Short task ▸
Each line containing the word "name" must be collected.

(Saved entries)
>>>

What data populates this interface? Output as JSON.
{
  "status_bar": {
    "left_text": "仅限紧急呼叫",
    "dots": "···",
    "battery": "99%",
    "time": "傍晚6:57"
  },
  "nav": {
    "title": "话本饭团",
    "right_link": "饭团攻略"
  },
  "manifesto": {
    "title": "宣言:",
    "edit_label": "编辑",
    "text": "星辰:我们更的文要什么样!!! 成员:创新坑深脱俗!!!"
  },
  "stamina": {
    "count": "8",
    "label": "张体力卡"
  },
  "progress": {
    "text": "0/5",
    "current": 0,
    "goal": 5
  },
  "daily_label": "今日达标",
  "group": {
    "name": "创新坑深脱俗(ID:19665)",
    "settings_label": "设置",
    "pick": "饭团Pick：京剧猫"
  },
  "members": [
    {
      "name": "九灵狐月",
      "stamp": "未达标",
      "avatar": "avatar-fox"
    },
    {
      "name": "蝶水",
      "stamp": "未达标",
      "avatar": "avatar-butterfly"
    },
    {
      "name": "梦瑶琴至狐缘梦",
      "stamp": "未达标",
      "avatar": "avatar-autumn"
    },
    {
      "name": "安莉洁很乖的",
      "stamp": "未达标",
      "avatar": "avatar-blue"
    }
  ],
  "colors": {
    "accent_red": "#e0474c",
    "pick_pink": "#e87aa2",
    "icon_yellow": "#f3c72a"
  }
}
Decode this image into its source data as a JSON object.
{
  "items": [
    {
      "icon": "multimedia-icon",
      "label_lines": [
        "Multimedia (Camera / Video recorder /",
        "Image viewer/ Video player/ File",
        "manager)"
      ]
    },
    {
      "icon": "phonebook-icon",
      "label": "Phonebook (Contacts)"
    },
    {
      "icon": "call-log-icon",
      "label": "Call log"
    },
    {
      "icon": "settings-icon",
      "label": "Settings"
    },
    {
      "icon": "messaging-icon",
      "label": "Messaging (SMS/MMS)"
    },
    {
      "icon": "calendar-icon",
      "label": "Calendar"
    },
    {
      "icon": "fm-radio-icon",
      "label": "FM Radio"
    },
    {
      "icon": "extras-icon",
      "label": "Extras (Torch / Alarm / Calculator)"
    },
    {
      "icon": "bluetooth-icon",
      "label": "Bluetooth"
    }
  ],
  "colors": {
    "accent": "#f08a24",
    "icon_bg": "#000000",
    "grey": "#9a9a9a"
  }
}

<<<

Completed task ▸
    "name": "创新坑深脱俗(ID:19665)",
      "name": "九灵狐月",
      "name": "蝶水",
      "name": "梦瑶琴至狐缘梦",
      "name": "安莉洁很乖的",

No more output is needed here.